◆ The task
Find the word "data" in the listing; pull out each line holding it.
--- begin Input rows ---
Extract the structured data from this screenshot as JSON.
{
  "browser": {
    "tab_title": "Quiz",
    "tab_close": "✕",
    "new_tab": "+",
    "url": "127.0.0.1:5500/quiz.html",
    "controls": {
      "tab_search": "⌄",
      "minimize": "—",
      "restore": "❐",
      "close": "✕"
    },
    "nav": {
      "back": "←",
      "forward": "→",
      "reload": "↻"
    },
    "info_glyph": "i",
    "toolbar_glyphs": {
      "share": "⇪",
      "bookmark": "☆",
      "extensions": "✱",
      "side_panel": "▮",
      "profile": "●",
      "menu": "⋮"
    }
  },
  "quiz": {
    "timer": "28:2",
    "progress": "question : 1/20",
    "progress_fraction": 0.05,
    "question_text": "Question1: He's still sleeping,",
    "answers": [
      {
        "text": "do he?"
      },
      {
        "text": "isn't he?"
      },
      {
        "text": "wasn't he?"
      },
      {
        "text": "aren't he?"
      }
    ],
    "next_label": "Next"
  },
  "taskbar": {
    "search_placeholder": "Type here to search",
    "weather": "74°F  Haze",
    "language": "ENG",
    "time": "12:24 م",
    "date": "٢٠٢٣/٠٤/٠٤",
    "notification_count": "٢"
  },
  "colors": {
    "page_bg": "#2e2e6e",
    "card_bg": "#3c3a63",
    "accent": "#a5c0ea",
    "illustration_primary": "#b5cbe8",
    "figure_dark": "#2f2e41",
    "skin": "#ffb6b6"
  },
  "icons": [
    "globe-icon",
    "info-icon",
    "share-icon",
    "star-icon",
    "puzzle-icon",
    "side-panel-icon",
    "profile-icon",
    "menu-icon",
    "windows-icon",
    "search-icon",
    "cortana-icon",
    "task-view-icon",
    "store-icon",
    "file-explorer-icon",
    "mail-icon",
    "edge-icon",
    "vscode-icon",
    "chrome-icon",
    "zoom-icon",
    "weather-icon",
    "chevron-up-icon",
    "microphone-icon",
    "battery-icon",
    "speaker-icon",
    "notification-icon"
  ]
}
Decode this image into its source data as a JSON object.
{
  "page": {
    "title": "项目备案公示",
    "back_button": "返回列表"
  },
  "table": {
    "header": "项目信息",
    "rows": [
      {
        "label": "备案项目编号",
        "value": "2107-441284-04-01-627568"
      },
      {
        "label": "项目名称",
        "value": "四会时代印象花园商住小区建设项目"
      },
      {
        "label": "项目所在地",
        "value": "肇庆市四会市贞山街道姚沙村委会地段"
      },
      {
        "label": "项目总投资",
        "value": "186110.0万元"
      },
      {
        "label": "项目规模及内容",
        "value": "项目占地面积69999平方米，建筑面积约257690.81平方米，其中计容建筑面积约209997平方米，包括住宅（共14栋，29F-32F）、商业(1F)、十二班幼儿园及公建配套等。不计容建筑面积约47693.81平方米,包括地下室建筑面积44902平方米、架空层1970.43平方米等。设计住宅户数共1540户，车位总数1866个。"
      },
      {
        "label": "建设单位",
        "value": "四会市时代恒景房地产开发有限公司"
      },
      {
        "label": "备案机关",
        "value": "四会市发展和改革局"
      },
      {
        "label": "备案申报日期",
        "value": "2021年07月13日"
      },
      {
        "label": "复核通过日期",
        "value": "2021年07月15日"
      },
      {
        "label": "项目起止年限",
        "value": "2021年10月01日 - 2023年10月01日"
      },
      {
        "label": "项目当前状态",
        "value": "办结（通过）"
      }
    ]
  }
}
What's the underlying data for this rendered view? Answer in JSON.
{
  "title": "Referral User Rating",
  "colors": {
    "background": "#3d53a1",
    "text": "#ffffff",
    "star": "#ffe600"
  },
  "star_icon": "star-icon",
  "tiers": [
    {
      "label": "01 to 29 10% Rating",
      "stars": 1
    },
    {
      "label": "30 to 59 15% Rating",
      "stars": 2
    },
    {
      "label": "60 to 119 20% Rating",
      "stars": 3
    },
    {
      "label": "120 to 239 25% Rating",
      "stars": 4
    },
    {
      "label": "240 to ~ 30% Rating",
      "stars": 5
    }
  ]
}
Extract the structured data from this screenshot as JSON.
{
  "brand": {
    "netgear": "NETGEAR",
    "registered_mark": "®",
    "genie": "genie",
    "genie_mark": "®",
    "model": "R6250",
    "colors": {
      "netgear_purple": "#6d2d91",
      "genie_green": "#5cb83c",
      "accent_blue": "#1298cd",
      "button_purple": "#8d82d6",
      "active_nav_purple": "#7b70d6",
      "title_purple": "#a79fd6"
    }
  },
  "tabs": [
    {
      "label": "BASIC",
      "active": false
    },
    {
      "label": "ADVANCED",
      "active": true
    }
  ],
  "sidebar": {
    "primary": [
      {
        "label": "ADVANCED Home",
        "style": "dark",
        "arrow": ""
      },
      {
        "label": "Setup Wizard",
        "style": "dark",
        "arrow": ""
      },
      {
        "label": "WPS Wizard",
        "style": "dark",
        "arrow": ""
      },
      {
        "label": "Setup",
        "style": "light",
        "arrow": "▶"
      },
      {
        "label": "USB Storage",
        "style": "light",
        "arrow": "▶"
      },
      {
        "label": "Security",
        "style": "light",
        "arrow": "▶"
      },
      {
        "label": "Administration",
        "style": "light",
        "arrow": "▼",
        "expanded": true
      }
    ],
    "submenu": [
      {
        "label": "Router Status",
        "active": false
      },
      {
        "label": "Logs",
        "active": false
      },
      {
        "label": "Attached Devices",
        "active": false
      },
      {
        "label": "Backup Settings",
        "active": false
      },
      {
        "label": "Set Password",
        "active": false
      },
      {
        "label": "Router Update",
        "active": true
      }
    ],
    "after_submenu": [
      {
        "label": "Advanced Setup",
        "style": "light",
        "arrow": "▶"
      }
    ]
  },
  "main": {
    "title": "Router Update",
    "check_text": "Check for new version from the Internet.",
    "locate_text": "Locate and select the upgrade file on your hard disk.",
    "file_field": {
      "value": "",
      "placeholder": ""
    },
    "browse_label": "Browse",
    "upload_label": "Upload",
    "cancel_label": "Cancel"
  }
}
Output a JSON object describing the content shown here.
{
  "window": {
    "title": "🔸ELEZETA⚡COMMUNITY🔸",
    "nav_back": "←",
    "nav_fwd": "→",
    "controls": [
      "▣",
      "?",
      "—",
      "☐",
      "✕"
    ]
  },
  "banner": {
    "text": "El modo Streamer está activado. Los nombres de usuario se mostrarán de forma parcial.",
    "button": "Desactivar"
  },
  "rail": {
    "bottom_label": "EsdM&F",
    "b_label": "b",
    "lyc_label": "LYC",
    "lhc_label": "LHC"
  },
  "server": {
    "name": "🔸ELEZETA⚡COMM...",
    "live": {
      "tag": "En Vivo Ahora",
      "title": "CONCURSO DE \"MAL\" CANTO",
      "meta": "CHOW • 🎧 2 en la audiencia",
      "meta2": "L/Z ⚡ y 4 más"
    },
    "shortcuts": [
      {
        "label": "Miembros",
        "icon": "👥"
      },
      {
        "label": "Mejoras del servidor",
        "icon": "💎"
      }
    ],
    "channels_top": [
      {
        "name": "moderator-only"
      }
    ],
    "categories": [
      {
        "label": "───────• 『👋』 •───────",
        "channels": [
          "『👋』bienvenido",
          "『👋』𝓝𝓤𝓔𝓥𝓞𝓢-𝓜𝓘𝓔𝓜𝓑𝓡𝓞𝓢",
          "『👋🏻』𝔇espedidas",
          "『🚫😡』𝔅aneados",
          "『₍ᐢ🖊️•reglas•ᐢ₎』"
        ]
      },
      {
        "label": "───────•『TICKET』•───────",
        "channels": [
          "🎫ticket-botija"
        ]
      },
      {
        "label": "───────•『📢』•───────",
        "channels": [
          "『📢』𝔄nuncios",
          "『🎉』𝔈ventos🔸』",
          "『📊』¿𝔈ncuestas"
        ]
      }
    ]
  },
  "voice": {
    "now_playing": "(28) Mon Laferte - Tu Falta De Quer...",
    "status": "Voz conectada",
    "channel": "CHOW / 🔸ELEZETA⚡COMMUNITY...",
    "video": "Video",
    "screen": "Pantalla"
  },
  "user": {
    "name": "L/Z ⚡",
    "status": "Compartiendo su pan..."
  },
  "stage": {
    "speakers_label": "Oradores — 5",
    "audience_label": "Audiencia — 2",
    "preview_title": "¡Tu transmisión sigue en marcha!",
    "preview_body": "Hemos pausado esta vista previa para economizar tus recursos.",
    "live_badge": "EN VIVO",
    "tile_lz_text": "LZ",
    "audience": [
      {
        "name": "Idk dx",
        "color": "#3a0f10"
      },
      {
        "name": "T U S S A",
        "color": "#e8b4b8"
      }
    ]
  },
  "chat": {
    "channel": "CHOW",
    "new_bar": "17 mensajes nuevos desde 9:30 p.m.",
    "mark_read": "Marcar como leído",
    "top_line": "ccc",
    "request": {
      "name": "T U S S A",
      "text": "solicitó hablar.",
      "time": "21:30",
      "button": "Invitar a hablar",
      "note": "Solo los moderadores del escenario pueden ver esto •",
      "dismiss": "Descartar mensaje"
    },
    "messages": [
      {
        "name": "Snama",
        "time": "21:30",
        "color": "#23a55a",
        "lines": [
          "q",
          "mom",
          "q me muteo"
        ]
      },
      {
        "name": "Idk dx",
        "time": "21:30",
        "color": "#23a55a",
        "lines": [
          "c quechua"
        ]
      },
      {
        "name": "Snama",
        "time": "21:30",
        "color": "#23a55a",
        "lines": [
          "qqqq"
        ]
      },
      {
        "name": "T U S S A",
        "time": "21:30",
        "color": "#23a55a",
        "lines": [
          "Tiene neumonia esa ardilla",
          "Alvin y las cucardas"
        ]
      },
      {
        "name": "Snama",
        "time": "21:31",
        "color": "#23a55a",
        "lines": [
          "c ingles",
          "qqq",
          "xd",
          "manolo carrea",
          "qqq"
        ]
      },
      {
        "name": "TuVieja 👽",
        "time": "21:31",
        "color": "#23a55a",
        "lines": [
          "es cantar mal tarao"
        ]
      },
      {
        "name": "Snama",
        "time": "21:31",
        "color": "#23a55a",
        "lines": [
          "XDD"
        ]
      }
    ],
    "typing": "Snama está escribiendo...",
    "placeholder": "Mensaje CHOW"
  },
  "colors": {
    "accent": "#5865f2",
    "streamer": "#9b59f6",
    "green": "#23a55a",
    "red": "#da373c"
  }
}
--- end Input rows ---
◆ Solution for this problem
Extract the structured data from this screenshot as JSON.
Decode this image into its source data as a JSON object.
What's the underlying data for this rendered view? Answer in JSON.
Extract the structured data from this screenshot as JSON.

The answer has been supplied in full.